#### AUFGABEN:
1 > An welcher Universität ist Patrick Mussell laut dem Artikel über die Gier tätig?
2 > Führe den Artikel über die Gier nach seinem letzten Satz weiter.

#### DOKUMENTTEXT:
────────────────────

Wissen

Adipöser Mann beißt mit weit aufgerissenem Mund in einen Burger, vor ihm ein Stapel weitere. Als Wasserzeichen die Zahl Zehn. 10 min
Woher kommt die Gier? Bildrechte: MDR

Podcast Gier kann auch großartig sein

23. Februar 2024, 11:36 Uhr

Wir alle haben sie ein bisschen in uns, auch wenn wir das vielleicht nicht zugeben mögen: die Gier. Doch woher kommt diese Eigenschaft? Und hat sie eventuell auch positive Aspekte? MDR-WISSEN-Redakteur Karsten Möbius geht diesen Fragen im aktuellen Podcast "Die Großen Fragen in zehn Minuten" nach und interviewt dazu Experten für Psychologie.

MDR Wissen Redakteur Karten Möbius
Bildrechte: Holger Sauer

Na wer kennt sie nicht, die Gier? Patrick Mussell, Persönlichkeitspsychologe an der FU Berlin, sagt: Gier steckt in uns allen. Gier ist ein allgemeines Persönlichkeitsmerkmal. "Solche Persönlichkeitsmerkmale sind kontinuierlich verteilt. Das heißt: Manche haben weniger als der Durchschnitt, manche haben durchschnittlich viel und manche Personen haben überdurchschnittlich viel Gier. Aber es gibt bei Persönlichkeitsmerkmalen nicht den Zustand, dass jemand etwas nicht besitzt", erklärt Mussell.

Die Gier ist also so etwas wie Mitgefühl oder Intelligenz. Jeder hat etwas davon, der eine mehr, der andere weniger. Ausgangspunkt der Gier, ist das Grundbedürfnis, sagt Mussell, dass wir Irgendetwas brauchen, um zu leben.  "Der Gier wohnt ja der Wunsch inne, etwas zu haben. Das ist zunächst mal ein normaler, ja man könnte auch sagen lebenswichtiger Trieb, den die Menschen in sich haben. Ein Motiv, sich Dinge anzueignen, um sich ernähren zu können, eine Familie ernähren zu können, einen gewissen Stand an Wohlstand zu haben", so Mussell.

────────────────────

#### DATENSÄTZE:
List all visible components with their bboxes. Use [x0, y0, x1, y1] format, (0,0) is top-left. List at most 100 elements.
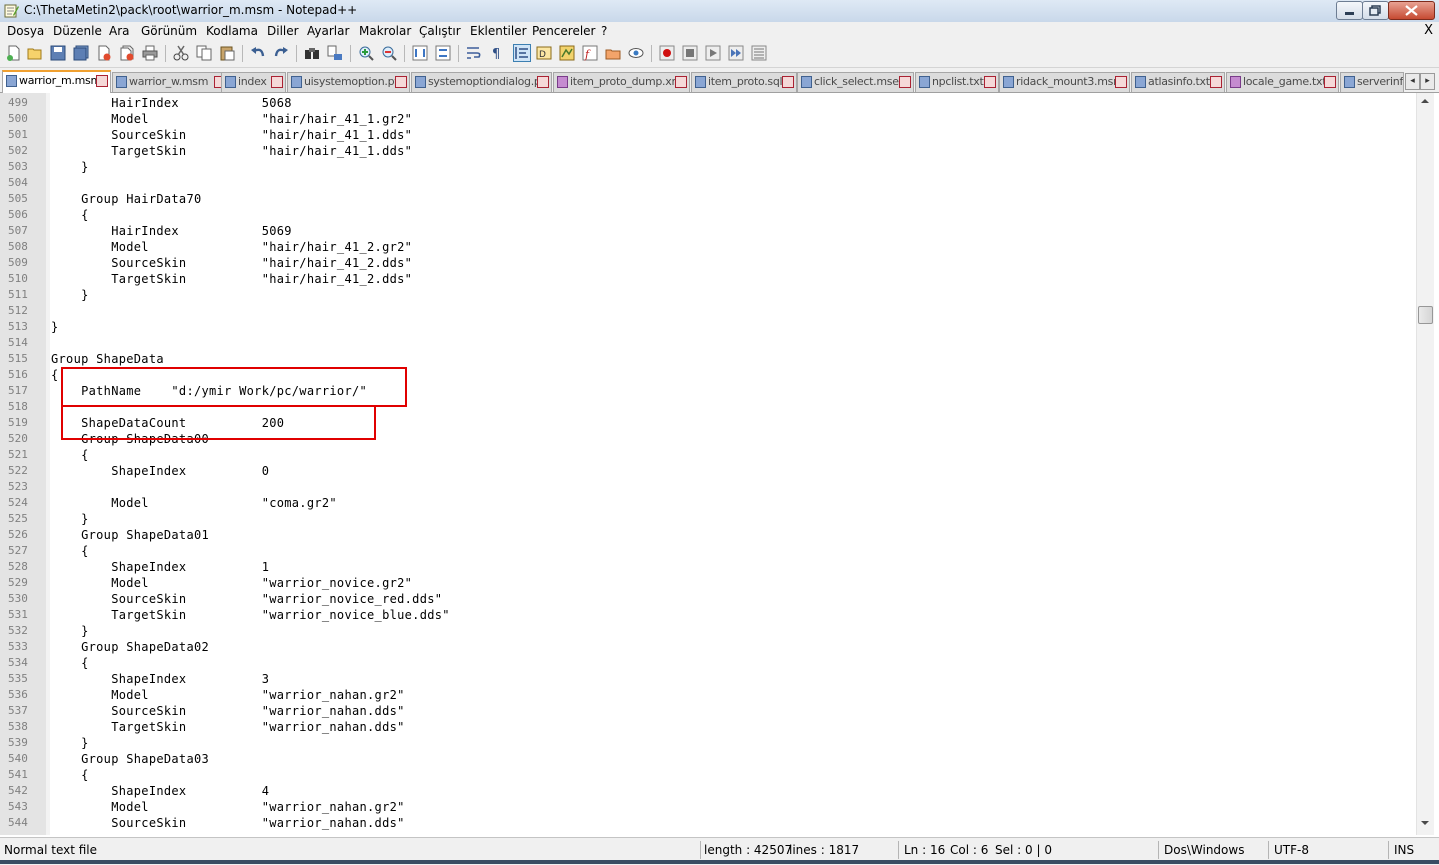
minimize-button[interactable] [1336, 1, 1363, 20]
tab-close-icon[interactable] [1210, 76, 1222, 88]
cut-icon[interactable] [173, 45, 189, 61]
tab-locale-game-txt[interactable]: locale_game.txt [1226, 72, 1339, 92]
line-text[interactable]: { [51, 767, 89, 783]
menu-dosya[interactable]: Dosya [7, 24, 44, 38]
line-text[interactable]: } [51, 319, 59, 335]
maximize-button[interactable] [1362, 1, 1389, 20]
line-text[interactable]: } [51, 623, 89, 639]
line-text[interactable]: Model "warrior_novice.gr2" [51, 575, 412, 591]
stop-macro-icon[interactable] [682, 45, 698, 61]
line-text[interactable]: TargetSkin "hair/hair_41_2.dds" [51, 271, 412, 287]
play-macro-icon[interactable] [705, 45, 721, 61]
close-window-button[interactable] [1388, 1, 1435, 20]
line-text[interactable]: } [51, 735, 89, 751]
line-text[interactable]: SourceSkin "hair/hair_41_2.dds" [51, 255, 412, 271]
line-text[interactable]: { [51, 543, 89, 559]
tab-click-select-mse[interactable]: click_select.mse [797, 72, 914, 92]
line-text[interactable]: SourceSkin "warrior_nahan.dds" [51, 703, 405, 719]
zoom-out-icon[interactable] [381, 45, 397, 61]
line-text[interactable]: { [51, 447, 89, 463]
tab-systemoptiondialog-py[interactable]: systemoptiondialog.py [411, 72, 552, 92]
udl-icon[interactable]: D [536, 45, 552, 61]
line-text[interactable]: ShapeIndex 4 [51, 783, 269, 799]
menu-ayarlar[interactable]: Ayarlar [307, 24, 349, 38]
line-text[interactable]: Group HairData70 [51, 191, 202, 207]
tab-item-proto-dump-xml[interactable]: item_proto_dump.xml [553, 72, 690, 92]
open-file-icon[interactable] [27, 45, 43, 61]
line-text[interactable]: } [51, 511, 89, 527]
line-text[interactable]: TargetSkin "hair/hair_41_1.dds" [51, 143, 412, 159]
redo-icon[interactable] [273, 45, 289, 61]
record-macro-icon[interactable] [659, 45, 675, 61]
menu-kodlama[interactable]: Kodlama [206, 24, 258, 38]
menu-calistir[interactable]: Çalıştır [419, 24, 461, 38]
line-text[interactable]: TargetSkin "warrior_novice_blue.dds" [51, 607, 450, 623]
line-text[interactable]: ShapeIndex 0 [51, 463, 269, 479]
line-text[interactable]: } [51, 287, 89, 303]
scroll-down-arrow-icon[interactable] [1419, 817, 1431, 829]
menu-pencereler[interactable]: Pencereler [532, 24, 595, 38]
tab-close-icon[interactable] [984, 76, 996, 88]
menu-makrolar[interactable]: Makrolar [359, 24, 411, 38]
vertical-scrollbar[interactable] [1416, 93, 1434, 835]
line-text[interactable]: ShapeIndex 3 [51, 671, 269, 687]
line-text[interactable]: SourceSkin "hair/hair_41_1.dds" [51, 127, 412, 143]
tab-close-icon[interactable] [271, 76, 283, 88]
tab-close-icon[interactable] [899, 76, 911, 88]
line-text[interactable]: Group ShapeData02 [51, 639, 209, 655]
new-file-icon[interactable] [6, 45, 22, 61]
line-text[interactable]: ShapeIndex 1 [51, 559, 269, 575]
tab-atlasinfo-txt[interactable]: atlasinfo.txt [1131, 72, 1225, 92]
paste-icon[interactable] [219, 45, 235, 61]
tab-ridack-mount3-msm[interactable]: ridack_mount3.msm [999, 72, 1130, 92]
close-document-button[interactable]: X [1424, 23, 1433, 38]
menu-gorunum[interactable]: Görünüm [141, 24, 197, 38]
menu-eklentiler[interactable]: Eklentiler [470, 24, 527, 38]
sync-h-icon[interactable] [435, 45, 451, 61]
line-text[interactable]: Group ShapeData01 [51, 527, 209, 543]
indent-guide-icon[interactable] [513, 44, 531, 62]
line-text[interactable]: { [51, 207, 89, 223]
replace-icon[interactable] [327, 45, 343, 61]
save-macro-icon[interactable] [751, 45, 767, 61]
tab-close-icon[interactable] [1115, 76, 1127, 88]
tab-warrior-w-msm[interactable]: warrior_w.msm [112, 72, 229, 92]
save-icon[interactable] [50, 45, 66, 61]
tab-close-icon[interactable] [96, 75, 108, 87]
tab-close-icon[interactable] [1324, 76, 1336, 88]
word-wrap-icon[interactable] [466, 45, 482, 61]
monitor-icon[interactable] [628, 45, 644, 61]
line-text[interactable]: Model "warrior_nahan.gr2" [51, 799, 405, 815]
folder-as-workspace-icon[interactable] [605, 45, 621, 61]
tab-close-icon[interactable] [395, 76, 407, 88]
line-text[interactable]: SourceSkin "warrior_novice_red.dds" [51, 591, 442, 607]
line-text[interactable]: Model "hair/hair_41_2.gr2" [51, 239, 412, 255]
tab-close-icon[interactable] [675, 76, 687, 88]
scroll-up-arrow-icon[interactable] [1419, 95, 1431, 107]
line-text[interactable]: Model "hair/hair_41_1.gr2" [51, 111, 412, 127]
tab-close-icon[interactable] [782, 76, 794, 88]
tab-serverinfo[interactable]: serverinfo [1340, 72, 1404, 92]
print-icon[interactable] [142, 45, 158, 61]
find-icon[interactable] [304, 45, 320, 61]
line-text[interactable]: { [51, 655, 89, 671]
editor-pane[interactable]: 499 HairIndex 5068 500 Model "hair/hair_4… [0, 93, 1439, 835]
close-all-icon[interactable] [119, 45, 135, 61]
tab-close-icon[interactable] [537, 76, 549, 88]
line-text[interactable]: TargetSkin "warrior_nahan.dds" [51, 719, 405, 735]
line-text[interactable]: Group ShapeData [51, 351, 164, 367]
fold-margin[interactable] [46, 93, 50, 835]
line-text[interactable]: Group ShapeData03 [51, 751, 209, 767]
line-text[interactable]: Model "coma.gr2" [51, 495, 337, 511]
run-macro-multiple-icon[interactable] [728, 45, 744, 61]
undo-icon[interactable] [250, 45, 266, 61]
line-text[interactable]: SourceSkin "warrior_nahan.dds" [51, 815, 405, 831]
save-all-icon[interactable] [73, 45, 89, 61]
menu-diller[interactable]: Diller [267, 24, 299, 38]
tab-warrior-m-msm[interactable]: warrior_m.msm [2, 70, 111, 94]
sync-v-icon[interactable] [412, 45, 428, 61]
tab-item-proto-sql[interactable]: item_proto.sql [691, 72, 797, 92]
line-text[interactable]: Model "warrior_nahan.gr2" [51, 687, 405, 703]
close-icon[interactable] [96, 45, 112, 61]
line-text[interactable]: HairIndex 5069 [51, 223, 292, 239]
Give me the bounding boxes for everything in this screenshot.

────────────────────

#### ANTWORTEN:
1 > An der FU Berlin.

2 >
Der Experte meint, dass diese Tendenz, sich Dinge anzueignen, Leistung auch zu bringen und dafür zum Beispiel Geld zu bekommen, in jedem von uns drin stecke. Von Gier spricht man dann, wenn es mehr ist als notwendig, wenn es über das hinausgeht, was man unbedingt bräuchte, wenn es den Charakter von unstillbar hat, so der Persönlichkeitspsychologe: "Ein unstillbarer Wunsch nach mehr – da beginnt praktisch das, was die Gier ausmacht. Das ist eine gewisse Zügellosigkeit in dem Streben und Aneignen von Dingen."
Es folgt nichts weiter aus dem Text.